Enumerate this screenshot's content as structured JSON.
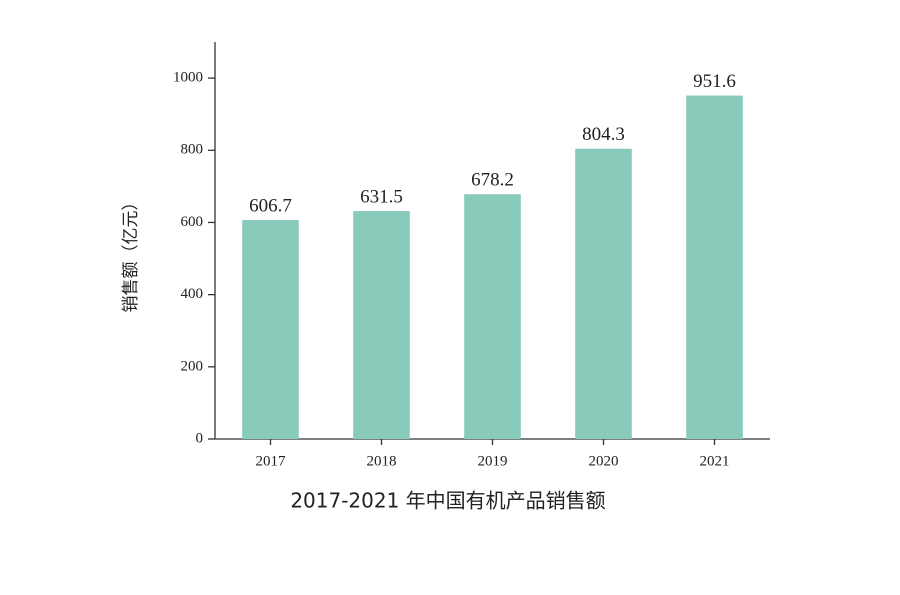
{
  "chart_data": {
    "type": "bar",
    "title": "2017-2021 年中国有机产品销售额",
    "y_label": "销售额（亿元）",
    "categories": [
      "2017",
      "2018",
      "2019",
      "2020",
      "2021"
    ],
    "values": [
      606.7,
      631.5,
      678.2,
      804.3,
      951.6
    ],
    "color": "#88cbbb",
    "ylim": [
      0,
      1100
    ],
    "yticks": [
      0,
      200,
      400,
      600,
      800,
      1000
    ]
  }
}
==
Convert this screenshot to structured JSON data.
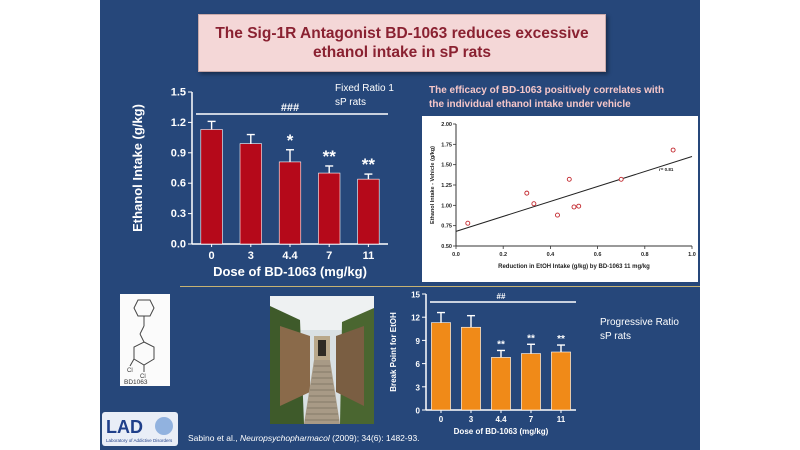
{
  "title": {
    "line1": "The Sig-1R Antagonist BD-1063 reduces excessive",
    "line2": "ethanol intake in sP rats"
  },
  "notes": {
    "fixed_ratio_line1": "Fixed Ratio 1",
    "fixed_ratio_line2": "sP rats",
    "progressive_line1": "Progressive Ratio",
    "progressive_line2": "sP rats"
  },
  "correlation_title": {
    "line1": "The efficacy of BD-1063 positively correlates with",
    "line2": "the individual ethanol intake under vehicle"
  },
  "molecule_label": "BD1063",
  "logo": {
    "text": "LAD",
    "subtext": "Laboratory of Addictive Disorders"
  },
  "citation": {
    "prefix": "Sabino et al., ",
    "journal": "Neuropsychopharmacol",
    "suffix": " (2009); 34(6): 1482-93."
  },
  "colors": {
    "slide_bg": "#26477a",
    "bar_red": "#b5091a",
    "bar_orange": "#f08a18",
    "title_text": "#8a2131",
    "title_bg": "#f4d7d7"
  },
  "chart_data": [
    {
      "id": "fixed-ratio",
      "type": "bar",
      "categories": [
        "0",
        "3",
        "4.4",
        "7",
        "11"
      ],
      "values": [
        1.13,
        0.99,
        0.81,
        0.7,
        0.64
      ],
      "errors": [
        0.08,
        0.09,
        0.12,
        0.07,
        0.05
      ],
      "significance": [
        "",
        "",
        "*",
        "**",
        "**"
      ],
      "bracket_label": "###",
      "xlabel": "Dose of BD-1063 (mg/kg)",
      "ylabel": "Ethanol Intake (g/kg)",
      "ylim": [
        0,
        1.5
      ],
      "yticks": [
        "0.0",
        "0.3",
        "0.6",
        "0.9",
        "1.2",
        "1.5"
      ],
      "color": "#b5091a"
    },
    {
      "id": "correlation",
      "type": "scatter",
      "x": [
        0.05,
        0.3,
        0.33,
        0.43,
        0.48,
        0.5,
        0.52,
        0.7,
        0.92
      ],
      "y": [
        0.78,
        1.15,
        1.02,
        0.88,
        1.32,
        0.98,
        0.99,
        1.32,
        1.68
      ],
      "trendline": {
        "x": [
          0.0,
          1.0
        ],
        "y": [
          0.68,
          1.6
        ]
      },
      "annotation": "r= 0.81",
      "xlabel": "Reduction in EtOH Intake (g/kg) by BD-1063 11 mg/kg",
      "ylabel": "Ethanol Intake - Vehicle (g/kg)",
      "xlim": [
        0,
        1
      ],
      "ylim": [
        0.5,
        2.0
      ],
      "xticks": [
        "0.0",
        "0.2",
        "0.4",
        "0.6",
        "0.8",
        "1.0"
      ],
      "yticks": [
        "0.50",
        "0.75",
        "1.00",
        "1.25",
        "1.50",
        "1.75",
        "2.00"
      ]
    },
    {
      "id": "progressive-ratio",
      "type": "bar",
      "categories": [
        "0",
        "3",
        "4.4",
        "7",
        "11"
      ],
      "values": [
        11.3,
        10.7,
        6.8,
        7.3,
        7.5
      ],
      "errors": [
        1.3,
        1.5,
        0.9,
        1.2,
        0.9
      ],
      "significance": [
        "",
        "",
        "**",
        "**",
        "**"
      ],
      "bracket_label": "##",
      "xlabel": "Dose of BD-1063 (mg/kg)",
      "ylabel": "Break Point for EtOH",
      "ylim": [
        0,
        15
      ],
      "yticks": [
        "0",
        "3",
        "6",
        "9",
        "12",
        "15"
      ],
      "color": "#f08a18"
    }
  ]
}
* * *
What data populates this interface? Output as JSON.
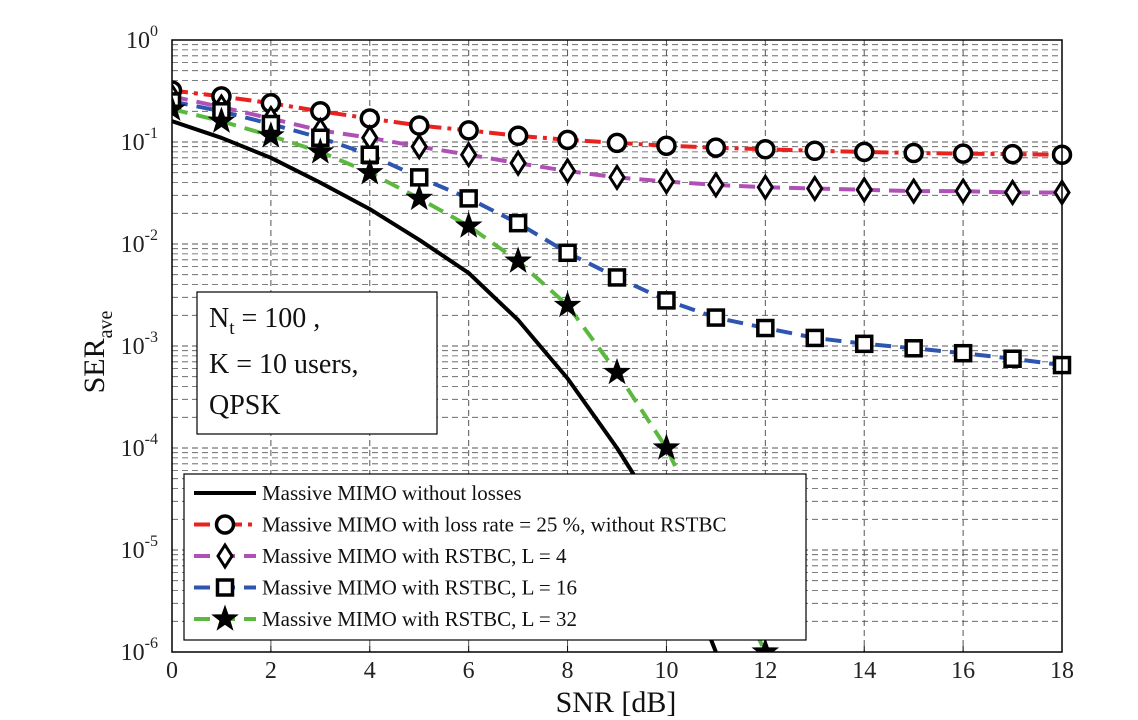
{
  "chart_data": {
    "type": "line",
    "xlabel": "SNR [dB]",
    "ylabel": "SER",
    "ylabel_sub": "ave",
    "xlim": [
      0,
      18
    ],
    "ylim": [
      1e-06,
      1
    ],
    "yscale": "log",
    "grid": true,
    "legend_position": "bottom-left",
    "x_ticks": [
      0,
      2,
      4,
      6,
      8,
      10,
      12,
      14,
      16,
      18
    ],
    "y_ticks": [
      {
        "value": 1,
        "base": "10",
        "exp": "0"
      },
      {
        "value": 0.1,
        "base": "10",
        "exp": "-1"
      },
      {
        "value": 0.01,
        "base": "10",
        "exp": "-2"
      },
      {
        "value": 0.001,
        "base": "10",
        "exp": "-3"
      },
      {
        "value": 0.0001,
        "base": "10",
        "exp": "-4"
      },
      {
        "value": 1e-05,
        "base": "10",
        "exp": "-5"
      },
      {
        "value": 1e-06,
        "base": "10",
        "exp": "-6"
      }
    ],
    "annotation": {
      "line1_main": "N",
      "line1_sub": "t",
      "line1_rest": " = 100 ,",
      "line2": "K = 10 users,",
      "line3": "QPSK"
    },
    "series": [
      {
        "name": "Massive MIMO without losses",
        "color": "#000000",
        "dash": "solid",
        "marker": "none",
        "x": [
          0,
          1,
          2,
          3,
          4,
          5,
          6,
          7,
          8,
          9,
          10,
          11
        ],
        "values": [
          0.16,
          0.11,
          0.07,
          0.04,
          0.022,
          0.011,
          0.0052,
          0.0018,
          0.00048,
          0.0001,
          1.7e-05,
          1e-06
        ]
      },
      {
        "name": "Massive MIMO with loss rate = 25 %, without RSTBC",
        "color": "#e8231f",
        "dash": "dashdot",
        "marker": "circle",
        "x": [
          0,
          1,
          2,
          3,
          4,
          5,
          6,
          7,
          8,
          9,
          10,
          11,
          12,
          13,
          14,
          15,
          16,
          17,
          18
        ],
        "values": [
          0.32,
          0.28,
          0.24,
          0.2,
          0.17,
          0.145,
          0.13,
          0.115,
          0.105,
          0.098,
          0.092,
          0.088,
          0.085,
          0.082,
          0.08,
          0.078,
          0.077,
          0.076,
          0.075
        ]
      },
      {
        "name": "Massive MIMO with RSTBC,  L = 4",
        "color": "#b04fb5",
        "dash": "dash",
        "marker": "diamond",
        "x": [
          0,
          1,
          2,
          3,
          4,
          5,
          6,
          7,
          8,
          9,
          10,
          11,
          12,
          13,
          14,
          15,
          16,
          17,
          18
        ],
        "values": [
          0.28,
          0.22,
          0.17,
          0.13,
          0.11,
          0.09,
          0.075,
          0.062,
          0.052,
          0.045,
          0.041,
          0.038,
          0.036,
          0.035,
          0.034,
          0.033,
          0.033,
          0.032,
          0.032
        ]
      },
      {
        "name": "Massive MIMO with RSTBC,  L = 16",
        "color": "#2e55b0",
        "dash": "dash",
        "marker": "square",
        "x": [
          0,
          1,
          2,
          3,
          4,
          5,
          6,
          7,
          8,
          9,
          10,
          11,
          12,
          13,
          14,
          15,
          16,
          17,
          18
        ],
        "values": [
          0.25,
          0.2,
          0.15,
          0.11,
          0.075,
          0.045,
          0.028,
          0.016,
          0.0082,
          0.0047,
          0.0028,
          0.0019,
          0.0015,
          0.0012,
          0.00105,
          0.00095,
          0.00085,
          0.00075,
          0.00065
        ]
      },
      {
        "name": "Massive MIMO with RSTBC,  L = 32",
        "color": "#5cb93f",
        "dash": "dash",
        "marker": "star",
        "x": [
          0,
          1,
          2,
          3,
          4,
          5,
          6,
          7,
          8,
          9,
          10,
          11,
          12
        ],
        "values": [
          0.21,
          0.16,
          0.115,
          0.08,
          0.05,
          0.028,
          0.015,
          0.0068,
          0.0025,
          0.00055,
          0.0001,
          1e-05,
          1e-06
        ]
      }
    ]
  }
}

= REQUIRED TASK =
From the data above, copy each line where the string "marker" appears.

= WRITTEN RESPONSE =
        "marker": "none",
        "marker": "circle",
        "marker": "diamond",
        "marker": "square",
        "marker": "star",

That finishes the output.